*STATED TASK*.
Copy only this range: the line with "Extract all readable text from this page." through the final line of the material, inclusive at both ends.

--------------------

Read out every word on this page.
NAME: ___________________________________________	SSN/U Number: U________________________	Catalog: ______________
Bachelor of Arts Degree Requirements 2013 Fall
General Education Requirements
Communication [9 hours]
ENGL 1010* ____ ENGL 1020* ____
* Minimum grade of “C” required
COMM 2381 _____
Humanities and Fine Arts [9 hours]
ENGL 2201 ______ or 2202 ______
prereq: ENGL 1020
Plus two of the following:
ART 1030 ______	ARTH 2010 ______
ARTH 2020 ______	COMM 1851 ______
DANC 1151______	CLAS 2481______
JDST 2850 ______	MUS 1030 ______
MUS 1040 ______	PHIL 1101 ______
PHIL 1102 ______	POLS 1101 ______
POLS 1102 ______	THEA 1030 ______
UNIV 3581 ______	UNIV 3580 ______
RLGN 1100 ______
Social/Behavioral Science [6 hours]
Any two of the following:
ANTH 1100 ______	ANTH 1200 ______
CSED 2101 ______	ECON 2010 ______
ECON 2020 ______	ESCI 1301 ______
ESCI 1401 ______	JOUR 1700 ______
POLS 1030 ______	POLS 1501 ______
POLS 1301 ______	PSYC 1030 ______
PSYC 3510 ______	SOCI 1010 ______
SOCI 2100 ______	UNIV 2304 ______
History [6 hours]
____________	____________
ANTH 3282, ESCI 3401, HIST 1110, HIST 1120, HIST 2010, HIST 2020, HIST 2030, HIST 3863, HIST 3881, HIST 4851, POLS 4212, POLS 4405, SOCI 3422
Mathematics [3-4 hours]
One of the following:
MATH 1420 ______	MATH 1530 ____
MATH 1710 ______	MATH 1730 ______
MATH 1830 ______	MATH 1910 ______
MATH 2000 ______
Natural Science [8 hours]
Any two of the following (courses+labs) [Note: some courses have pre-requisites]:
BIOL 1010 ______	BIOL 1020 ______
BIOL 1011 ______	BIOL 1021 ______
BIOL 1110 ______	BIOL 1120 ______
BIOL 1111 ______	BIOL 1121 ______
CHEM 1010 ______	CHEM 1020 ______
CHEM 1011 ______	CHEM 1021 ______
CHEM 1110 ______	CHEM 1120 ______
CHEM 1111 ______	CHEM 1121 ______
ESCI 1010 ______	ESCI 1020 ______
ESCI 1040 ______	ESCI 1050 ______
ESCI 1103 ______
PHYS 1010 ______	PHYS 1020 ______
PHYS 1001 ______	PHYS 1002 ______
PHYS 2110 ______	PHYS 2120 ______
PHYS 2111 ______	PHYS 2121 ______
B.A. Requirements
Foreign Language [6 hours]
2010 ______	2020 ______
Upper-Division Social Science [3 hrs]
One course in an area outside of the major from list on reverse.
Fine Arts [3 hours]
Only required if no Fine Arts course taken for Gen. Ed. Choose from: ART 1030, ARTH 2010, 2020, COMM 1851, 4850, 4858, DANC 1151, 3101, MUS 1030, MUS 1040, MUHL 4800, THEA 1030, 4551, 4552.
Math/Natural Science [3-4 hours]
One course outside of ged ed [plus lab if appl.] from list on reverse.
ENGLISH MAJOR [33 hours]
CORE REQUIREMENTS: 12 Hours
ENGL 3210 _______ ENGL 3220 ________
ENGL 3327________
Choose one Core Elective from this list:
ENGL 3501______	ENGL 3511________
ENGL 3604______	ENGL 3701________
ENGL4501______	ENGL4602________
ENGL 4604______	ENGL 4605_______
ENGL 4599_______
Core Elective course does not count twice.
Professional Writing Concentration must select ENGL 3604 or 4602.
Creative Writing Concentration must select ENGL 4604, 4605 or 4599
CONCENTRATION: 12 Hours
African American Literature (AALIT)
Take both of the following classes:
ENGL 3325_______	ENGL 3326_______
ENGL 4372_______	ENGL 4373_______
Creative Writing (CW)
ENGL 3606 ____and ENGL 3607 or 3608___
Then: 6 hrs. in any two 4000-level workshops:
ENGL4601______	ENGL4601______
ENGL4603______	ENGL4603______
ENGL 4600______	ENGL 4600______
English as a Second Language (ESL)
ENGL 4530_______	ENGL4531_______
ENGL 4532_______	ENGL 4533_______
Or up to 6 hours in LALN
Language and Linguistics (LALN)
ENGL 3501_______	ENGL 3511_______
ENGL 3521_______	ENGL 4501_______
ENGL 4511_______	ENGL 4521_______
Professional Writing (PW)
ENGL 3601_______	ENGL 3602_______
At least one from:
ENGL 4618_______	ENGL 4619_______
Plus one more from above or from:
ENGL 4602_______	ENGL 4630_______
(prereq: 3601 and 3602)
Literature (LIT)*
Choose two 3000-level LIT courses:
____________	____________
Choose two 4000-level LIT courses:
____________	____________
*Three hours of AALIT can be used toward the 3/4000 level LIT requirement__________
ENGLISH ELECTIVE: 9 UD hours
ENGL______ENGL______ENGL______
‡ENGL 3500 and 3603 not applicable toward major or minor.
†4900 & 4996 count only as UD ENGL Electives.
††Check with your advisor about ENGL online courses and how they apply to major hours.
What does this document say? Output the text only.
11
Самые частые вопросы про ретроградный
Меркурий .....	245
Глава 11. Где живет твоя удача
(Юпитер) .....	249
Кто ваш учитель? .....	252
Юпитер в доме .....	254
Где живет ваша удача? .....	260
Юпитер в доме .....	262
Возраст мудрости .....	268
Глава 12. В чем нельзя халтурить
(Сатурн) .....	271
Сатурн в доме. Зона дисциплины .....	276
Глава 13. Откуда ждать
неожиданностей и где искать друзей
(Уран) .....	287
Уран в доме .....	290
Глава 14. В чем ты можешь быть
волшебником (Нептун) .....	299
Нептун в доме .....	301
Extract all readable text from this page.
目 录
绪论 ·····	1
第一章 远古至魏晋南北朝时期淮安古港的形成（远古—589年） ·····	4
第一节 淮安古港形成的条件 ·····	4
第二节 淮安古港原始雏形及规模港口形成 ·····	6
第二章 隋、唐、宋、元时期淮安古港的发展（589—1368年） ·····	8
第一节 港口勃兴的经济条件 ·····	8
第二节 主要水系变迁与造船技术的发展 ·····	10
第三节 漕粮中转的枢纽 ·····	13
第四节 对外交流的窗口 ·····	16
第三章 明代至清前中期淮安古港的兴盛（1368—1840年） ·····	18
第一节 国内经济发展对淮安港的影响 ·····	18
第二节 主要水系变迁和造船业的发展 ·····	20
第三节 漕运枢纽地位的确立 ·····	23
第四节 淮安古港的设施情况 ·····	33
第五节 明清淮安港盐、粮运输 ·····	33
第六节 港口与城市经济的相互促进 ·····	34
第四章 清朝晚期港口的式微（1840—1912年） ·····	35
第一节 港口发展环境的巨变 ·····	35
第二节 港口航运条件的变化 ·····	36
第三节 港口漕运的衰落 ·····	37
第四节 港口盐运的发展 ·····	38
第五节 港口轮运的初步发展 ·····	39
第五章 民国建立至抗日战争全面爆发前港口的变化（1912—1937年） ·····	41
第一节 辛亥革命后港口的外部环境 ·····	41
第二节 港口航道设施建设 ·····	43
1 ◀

--------------------

*TASK ANSWER*.
Extract all readable text from this page.
目 录
绪论 ·····	1
第一章 远古至魏晋南北朝时期淮安古港的形成（远古—589年） ·····	4
第一节 淮安古港形成的条件 ·····	4
第二节 淮安古港原始雏形及规模港口形成 ·····	6
第二章 隋、唐、宋、元时期淮安古港的发展（589—1368年） ·····	8
第一节 港口勃兴的经济条件 ·····	8
第二节 主要水系变迁与造船技术的发展 ·····	10
第三节 漕粮中转的枢纽 ·····	13
第四节 对外交流的窗口 ·····	16
第三章 明代至清前中期淮安古港的兴盛（1368—1840年） ·····	18
第一节 国内经济发展对淮安港的影响 ·····	18
第二节 主要水系变迁和造船业的发展 ·····	20
第三节 漕运枢纽地位的确立 ·····	23
第四节 淮安古港的设施情况 ·····	33
第五节 明清淮安港盐、粮运输 ·····	33
第六节 港口与城市经济的相互促进 ·····	34
第四章 清朝晚期港口的式微（1840—1912年） ·····	35
第一节 港口发展环境的巨变 ·····	35
第二节 港口航运条件的变化 ·····	36
第三节 港口漕运的衰落 ·····	37
第四节 港口盐运的发展 ·····	38
第五节 港口轮运的初步发展 ·····	39
第五章 民国建立至抗日战争全面爆发前港口的变化（1912—1937年） ·····	41
第一节 辛亥革命后港口的外部环境 ·····	41
第二节 港口航道设施建设 ·····	43
1 ◀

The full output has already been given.